Written task: Identify all lines below that hold "learned" and collect them.

==== Entries shown

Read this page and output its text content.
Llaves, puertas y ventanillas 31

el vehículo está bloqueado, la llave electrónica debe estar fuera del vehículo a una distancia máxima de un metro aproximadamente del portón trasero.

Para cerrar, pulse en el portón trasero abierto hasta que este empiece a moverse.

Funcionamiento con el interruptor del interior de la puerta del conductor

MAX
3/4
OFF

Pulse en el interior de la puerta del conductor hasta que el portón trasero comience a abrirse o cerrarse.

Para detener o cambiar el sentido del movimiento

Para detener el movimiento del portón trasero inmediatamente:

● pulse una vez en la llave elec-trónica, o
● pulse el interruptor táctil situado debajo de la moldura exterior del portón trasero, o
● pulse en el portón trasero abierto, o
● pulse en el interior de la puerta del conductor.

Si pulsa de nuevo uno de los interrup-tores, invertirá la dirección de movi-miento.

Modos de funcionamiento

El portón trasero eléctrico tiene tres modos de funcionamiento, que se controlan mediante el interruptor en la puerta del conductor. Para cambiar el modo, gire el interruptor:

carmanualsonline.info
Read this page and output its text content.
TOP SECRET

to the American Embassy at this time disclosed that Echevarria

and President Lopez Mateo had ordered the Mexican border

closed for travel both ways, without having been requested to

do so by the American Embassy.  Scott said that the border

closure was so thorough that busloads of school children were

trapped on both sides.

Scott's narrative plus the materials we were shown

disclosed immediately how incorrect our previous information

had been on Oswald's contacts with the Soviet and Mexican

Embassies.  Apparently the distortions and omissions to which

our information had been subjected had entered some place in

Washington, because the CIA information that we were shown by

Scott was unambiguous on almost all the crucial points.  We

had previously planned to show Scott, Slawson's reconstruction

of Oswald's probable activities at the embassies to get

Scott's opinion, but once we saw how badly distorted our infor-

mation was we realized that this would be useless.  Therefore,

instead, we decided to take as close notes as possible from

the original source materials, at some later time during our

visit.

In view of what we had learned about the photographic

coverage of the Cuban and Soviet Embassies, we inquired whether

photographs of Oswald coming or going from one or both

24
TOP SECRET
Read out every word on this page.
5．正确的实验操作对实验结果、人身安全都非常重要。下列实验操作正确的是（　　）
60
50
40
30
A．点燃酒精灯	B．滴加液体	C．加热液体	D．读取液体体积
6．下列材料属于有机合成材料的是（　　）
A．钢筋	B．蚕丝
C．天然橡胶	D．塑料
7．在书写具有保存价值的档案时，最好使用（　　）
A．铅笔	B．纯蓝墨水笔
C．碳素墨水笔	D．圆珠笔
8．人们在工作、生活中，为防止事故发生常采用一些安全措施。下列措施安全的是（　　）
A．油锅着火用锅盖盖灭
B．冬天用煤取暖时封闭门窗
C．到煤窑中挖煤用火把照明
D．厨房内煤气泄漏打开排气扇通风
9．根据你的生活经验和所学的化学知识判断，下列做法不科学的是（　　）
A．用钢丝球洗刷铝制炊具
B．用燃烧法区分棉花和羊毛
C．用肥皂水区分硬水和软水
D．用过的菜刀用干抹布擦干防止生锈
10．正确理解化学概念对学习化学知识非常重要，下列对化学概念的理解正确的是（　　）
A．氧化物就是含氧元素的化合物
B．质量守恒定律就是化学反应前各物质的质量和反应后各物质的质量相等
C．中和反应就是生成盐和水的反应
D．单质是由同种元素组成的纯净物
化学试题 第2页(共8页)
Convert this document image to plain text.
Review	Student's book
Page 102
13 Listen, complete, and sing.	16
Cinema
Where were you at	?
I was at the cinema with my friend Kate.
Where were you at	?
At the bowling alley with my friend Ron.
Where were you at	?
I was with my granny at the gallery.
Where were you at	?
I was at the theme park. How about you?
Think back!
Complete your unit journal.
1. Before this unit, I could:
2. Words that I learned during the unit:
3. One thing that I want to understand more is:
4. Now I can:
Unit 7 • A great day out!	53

========

Correct response:
In view of what we had learned about the photographic
2. Words that I learned during the unit:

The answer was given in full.